* _REQUEST_:
Where a line below holds the string "Восстановление", copy that line.

* _LISTING_:
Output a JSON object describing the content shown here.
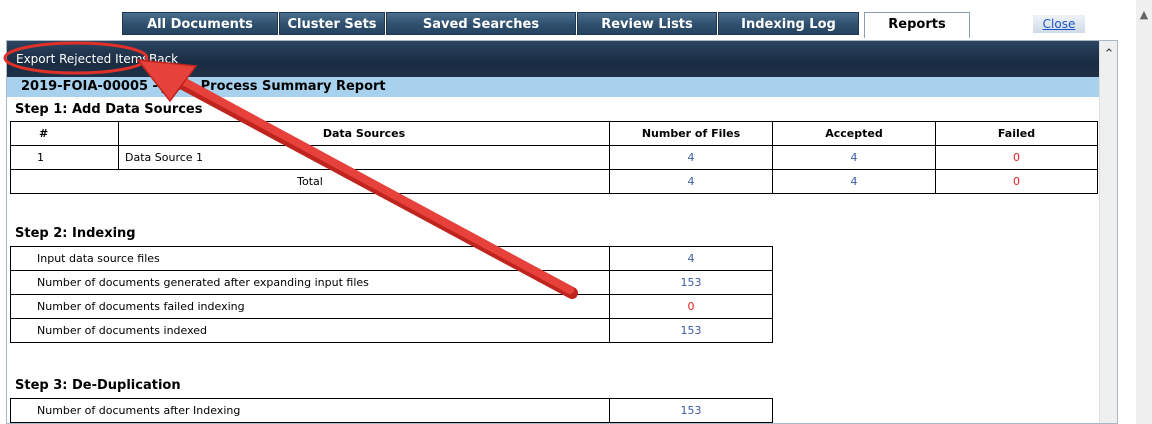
{
  "tabs": [
    {
      "label": "All Documents"
    },
    {
      "label": "Cluster Sets"
    },
    {
      "label": "Saved Searches"
    },
    {
      "label": "Review Lists"
    },
    {
      "label": "Indexing Log"
    },
    {
      "label": "Reports"
    }
  ],
  "close_label": "Close",
  "toolbar": {
    "export_label": "Export Rejected Items",
    "back_label": "Back"
  },
  "report_title": "2019-FOIA-00005 - JER - Process Summary Report",
  "step1": {
    "title": "Step 1: Add Data Sources",
    "headers": [
      "#",
      "Data Sources",
      "Number of Files",
      "Accepted",
      "Failed"
    ],
    "row": {
      "index": "1",
      "source": "Data Source 1",
      "files": "4",
      "accepted": "4",
      "failed": "0"
    },
    "total": {
      "label": "Total",
      "files": "4",
      "accepted": "4",
      "failed": "0"
    }
  },
  "step2": {
    "title": "Step 2: Indexing",
    "rows": [
      {
        "label": "Input data source files",
        "value": "4"
      },
      {
        "label": "Number of documents generated after expanding input files",
        "value": "153"
      },
      {
        "label": "Number of documents failed indexing",
        "value": "0"
      },
      {
        "label": "Number of documents indexed",
        "value": "153"
      }
    ]
  },
  "step3": {
    "title": "Step 3: De-Duplication",
    "rows": [
      {
        "label": "Number of documents after Indexing",
        "value": "153"
      }
    ]
  },
  "colors": {
    "link_blue": "#3b5ba5",
    "fail_red": "#e02020",
    "annotation_red": "#e0302a"
  }
}
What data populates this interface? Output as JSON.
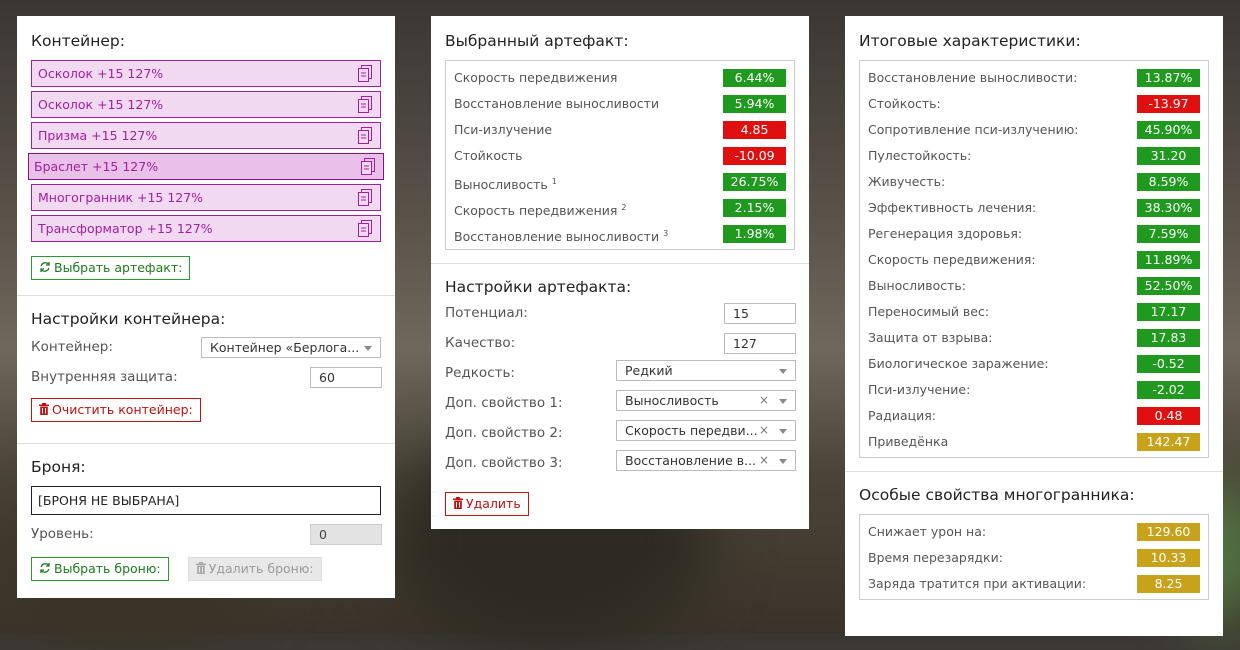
{
  "container_panel": {
    "title": "Контейнер:",
    "items": [
      {
        "label": "Осколок +15 127%"
      },
      {
        "label": "Осколок +15 127%"
      },
      {
        "label": "Призма +15 127%"
      },
      {
        "label": "Браслет +15 127%"
      },
      {
        "label": "Многогранник +15 127%"
      },
      {
        "label": "Трансформатор +15 127%"
      }
    ],
    "select_button": "Выбрать артефакт:",
    "settings_title": "Настройки контейнера:",
    "container_label": "Контейнер:",
    "container_value": "Контейнер «Берлога...",
    "protection_label": "Внутренняя защита:",
    "protection_value": "60",
    "clear_button": "Очистить контейнер:",
    "armor_title": "Броня:",
    "armor_value": "[БРОНЯ НЕ ВЫБРАНА]",
    "level_label": "Уровень:",
    "level_value": "0",
    "select_armor_button": "Выбрать броню:",
    "remove_armor_button": "Удалить броню:"
  },
  "artifact_panel": {
    "title": "Выбранный артефакт:",
    "stats": [
      {
        "label": "Скорость передвижения",
        "sup": "",
        "value": "6.44%",
        "color": "green"
      },
      {
        "label": "Восстановление выносливости",
        "sup": "",
        "value": "5.94%",
        "color": "green"
      },
      {
        "label": "Пси-излучение",
        "sup": "",
        "value": "4.85",
        "color": "red"
      },
      {
        "label": "Стойкость",
        "sup": "",
        "value": "-10.09",
        "color": "red"
      },
      {
        "label": "Выносливость",
        "sup": "1",
        "value": "26.75%",
        "color": "green"
      },
      {
        "label": "Скорость передвижения",
        "sup": "2",
        "value": "2.15%",
        "color": "green"
      },
      {
        "label": "Восстановление выносливости",
        "sup": "3",
        "value": "1.98%",
        "color": "green"
      }
    ],
    "settings_title": "Настройки артефакта:",
    "potential_label": "Потенциал:",
    "potential_value": "15",
    "quality_label": "Качество:",
    "quality_value": "127",
    "rarity_label": "Редкость:",
    "rarity_value": "Редкий",
    "extra1_label": "Доп. свойство 1:",
    "extra1_value": "Выносливость",
    "extra2_label": "Доп. свойство 2:",
    "extra2_value": "Скорость передви...",
    "extra3_label": "Доп. свойство 3:",
    "extra3_value": "Восстановление в...",
    "delete_button": "Удалить"
  },
  "totals_panel": {
    "title": "Итоговые характеристики:",
    "stats": [
      {
        "label": "Восстановление выносливости:",
        "value": "13.87%",
        "color": "green"
      },
      {
        "label": "Стойкость:",
        "value": "-13.97",
        "color": "red"
      },
      {
        "label": "Сопротивление пси-излучению:",
        "value": "45.90%",
        "color": "green"
      },
      {
        "label": "Пулестойкость:",
        "value": "31.20",
        "color": "green"
      },
      {
        "label": "Живучесть:",
        "value": "8.59%",
        "color": "green"
      },
      {
        "label": "Эффективность лечения:",
        "value": "38.30%",
        "color": "green"
      },
      {
        "label": "Регенерация здоровья:",
        "value": "7.59%",
        "color": "green"
      },
      {
        "label": "Скорость передвижения:",
        "value": "11.89%",
        "color": "green"
      },
      {
        "label": "Выносливость:",
        "value": "52.50%",
        "color": "green"
      },
      {
        "label": "Переносимый вес:",
        "value": "17.17",
        "color": "green"
      },
      {
        "label": "Защита от взрыва:",
        "value": "17.83",
        "color": "green"
      },
      {
        "label": "Биологическое заражение:",
        "value": "-0.52",
        "color": "green"
      },
      {
        "label": "Пси-излучение:",
        "value": "-2.02",
        "color": "green"
      },
      {
        "label": "Радиация:",
        "value": "0.48",
        "color": "red"
      },
      {
        "label": "Приведёнка",
        "value": "142.47",
        "color": "gold"
      }
    ],
    "special_title": "Особые свойства многогранника:",
    "special_stats": [
      {
        "label": "Снижает урон на:",
        "value": "129.60",
        "color": "gold"
      },
      {
        "label": "Время перезарядки:",
        "value": "10.33",
        "color": "gold"
      },
      {
        "label": "Заряда тратится при активации:",
        "value": "8.25",
        "color": "gold"
      }
    ]
  },
  "colors": {
    "green": "#1f9a1f",
    "red": "#e01010",
    "gold": "#c9a21c",
    "item_border": "#a020a0",
    "item_bg": "#f2d9f2"
  }
}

* _ANSWER TO THIS TASK_:
        "label": "Восстановление выносливости",
        "label": "Восстановление выносливости",
    "extra3_value": "Восстановление в...",
        "label": "Восстановление выносливости:",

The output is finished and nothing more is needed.